+++ Reading passage +++

ValueError: when running VarNet #44

Closed wizofe closed 4 years ago

wizofe commented 4 years ago

I get the following ValueError when I attempt to run the VarNet. Any idea why? I am using the NYU multi-coil knee dataset but just limited (10 training h5py files). I have in my environment pytorch-lightning 0.6.0 and torch 1.3.1 with torchvision 0.4.2.

This is what I am using to train:

python models/varnet/varnet.py --resolution 320 --mode train --challenge multicoil --exp var_net --mask-type random --data-path /media/iva19/multicoil_train/

and that's the error:

INFO:root:gpu available: True, used: True
INFO:root:VISIBLE GPUS: 0
Traceback (most recent call last):
  File "models/varnet/varnet.py", line 374, in <module>
    main()
  File "models/varnet/varnet.py", line 371, in main
    run(args)
  File "models/varnet/varnet.py", line 342, in run
    trainer.fit(model)
  File "/home/iva19/usr/local/miniconda3/envs/fastMRI/lib/python3.6/site-packages/pytorch_lightning/trainer/trainer.py", line 687, in fit
    mp.spawn(self.ddp_train, nprocs=self.num_gpus, args=(model,))
  File "/home/iva19/usr/local/miniconda3/envs/fastMRI/lib/python3.6/site-packages/torch/multiprocessing/spawn.py", line 171, in spawn
    while not spawn_context.join():
  File "/home/iva19/usr/local/miniconda3/envs/fastMRI/lib/python3.6/site-packages/torch/multiprocessing/spawn.py", line 118, in join
    raise Exception(msg)

+++

What you will do:
A) In the VarNet error report, how many training h5py files from the knee dataset are being used?
B) Carry on the VarNet error report from the point where it stops.

+++ Stored rows +++

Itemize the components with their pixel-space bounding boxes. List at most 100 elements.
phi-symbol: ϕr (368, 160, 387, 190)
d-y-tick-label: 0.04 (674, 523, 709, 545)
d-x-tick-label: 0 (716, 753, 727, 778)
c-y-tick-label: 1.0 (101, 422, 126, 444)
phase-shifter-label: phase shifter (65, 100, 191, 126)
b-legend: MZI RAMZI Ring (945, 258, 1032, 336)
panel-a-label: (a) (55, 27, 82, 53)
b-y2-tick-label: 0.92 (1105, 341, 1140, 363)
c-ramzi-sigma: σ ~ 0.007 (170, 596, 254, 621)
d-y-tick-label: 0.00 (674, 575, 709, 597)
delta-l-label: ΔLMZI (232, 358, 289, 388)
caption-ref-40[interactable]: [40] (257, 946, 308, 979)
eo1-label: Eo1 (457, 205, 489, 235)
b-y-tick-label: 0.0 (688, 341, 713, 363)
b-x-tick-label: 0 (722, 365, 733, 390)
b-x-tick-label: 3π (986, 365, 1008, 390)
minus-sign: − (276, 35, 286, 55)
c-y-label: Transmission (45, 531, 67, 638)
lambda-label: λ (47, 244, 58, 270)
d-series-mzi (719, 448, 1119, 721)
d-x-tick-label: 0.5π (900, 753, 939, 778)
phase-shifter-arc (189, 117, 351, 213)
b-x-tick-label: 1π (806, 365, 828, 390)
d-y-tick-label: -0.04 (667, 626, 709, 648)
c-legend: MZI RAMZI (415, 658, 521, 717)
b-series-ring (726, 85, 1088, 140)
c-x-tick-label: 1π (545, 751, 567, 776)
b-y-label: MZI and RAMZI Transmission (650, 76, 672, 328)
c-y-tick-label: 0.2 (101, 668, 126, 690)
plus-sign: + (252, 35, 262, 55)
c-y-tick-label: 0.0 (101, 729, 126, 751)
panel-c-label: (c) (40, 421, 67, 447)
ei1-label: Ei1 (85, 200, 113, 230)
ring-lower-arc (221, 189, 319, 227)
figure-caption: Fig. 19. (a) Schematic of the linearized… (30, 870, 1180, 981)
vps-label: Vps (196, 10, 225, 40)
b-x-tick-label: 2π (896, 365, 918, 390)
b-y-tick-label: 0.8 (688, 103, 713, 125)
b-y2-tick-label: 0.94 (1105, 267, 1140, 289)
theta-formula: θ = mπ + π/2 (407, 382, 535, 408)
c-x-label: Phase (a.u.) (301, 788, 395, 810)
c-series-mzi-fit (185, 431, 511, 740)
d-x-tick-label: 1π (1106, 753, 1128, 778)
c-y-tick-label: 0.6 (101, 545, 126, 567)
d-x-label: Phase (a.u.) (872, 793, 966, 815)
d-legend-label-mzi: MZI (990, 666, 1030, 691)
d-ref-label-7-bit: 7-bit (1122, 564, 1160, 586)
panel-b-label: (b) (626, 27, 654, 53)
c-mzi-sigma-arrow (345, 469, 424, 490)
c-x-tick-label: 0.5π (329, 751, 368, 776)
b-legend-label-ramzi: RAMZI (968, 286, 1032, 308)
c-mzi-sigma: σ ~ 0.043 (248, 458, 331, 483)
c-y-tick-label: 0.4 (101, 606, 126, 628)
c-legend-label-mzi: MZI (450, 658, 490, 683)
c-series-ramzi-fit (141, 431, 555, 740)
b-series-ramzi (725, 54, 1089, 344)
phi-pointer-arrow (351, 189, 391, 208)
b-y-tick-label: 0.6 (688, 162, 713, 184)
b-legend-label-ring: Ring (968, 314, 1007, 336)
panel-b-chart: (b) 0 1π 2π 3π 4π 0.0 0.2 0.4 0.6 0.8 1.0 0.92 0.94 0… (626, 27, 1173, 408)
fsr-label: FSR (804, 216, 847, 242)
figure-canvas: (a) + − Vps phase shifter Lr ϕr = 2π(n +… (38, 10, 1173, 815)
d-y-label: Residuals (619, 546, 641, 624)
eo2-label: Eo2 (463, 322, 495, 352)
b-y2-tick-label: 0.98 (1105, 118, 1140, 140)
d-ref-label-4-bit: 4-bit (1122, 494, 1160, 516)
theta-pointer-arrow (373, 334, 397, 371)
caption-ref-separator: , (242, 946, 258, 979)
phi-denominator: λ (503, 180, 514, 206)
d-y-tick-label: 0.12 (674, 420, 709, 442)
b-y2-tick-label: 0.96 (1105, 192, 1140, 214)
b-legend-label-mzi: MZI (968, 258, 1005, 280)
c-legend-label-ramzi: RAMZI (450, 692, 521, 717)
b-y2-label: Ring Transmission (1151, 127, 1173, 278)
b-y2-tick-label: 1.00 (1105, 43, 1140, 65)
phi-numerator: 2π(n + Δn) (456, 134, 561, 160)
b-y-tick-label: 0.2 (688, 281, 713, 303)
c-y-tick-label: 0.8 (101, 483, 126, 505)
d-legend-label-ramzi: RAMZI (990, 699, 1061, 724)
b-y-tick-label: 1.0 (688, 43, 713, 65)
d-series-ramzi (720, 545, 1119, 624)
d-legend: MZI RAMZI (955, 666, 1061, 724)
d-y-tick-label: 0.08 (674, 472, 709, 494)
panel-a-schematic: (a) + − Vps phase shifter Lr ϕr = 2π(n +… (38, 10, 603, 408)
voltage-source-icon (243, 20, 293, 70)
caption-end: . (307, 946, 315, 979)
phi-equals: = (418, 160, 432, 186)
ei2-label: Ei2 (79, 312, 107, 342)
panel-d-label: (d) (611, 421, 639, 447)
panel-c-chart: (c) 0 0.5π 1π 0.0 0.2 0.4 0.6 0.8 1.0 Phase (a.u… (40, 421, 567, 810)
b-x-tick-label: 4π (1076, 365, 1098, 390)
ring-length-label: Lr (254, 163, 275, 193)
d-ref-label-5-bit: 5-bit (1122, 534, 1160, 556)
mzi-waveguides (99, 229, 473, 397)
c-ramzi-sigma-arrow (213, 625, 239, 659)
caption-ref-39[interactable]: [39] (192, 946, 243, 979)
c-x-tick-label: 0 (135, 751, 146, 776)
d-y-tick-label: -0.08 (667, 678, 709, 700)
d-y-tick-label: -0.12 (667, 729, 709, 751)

+++

Response list:
A) Ten training h5py files.

B)
Exception: 

-- Process 0 terminated with the following error:
Traceback (most recent call last):
  File "/home/iva19/usr/local/miniconda3/envs/fastMRI/lib/python3.6/site-packages/torch/multiprocessing/spawn.py", line 19, in _wrap
    fn(i, *args)
  File "/home/iva19/usr/local/miniconda3/envs/fastMRI/lib/python3.6/site-packages/pytorch_lightning/trainer/distrib_data_parallel.py", line 331, in ddp_train
    self.run_pretrain_routine(model)
  File "/home/iva19/usr/local/miniconda3/envs/fastMRI/lib/python3.6/site-packages/pytorch_lightning/trainer/trainer.py", line 757, in run_pretrain_routine
    self.logger.log_hyperparams(ref_model.hparams)
  File "/home/iva19/usr/local/miniconda3/envs/fastMRI/lib/python3.6/site-packages/pytorch_lightning/logging/base.py", line 14, in wrapped_fn
    fn(self, *args, **kwargs)
  File "/home/iva19/usr/local/miniconda3/envs/fastMRI/lib/python3.6/site-packages/pytorch_lightning/logging/tensorboard.py", line 88, in log_hyperparams
    self.experiment.add_hparams(hparam_dict=params, metric_dict={})
  File "/home/iva19/usr/local/miniconda3/envs/fastMRI/lib/python3.6/site-packages/torch/utils/tensorboard/writer.py", line 292, in add_hparams
    exp, ssi, sei = hparams(hparam_dict, metric_dict)
  File "/home/iva19/usr/local/miniconda3/envs/fastMRI/lib/python3.6/site-packages/torch/utils/tensorboard/summary.py", line 156, in hparams
    raise ValueError('value should be one of int, float, str, bool, or torch.Tensor')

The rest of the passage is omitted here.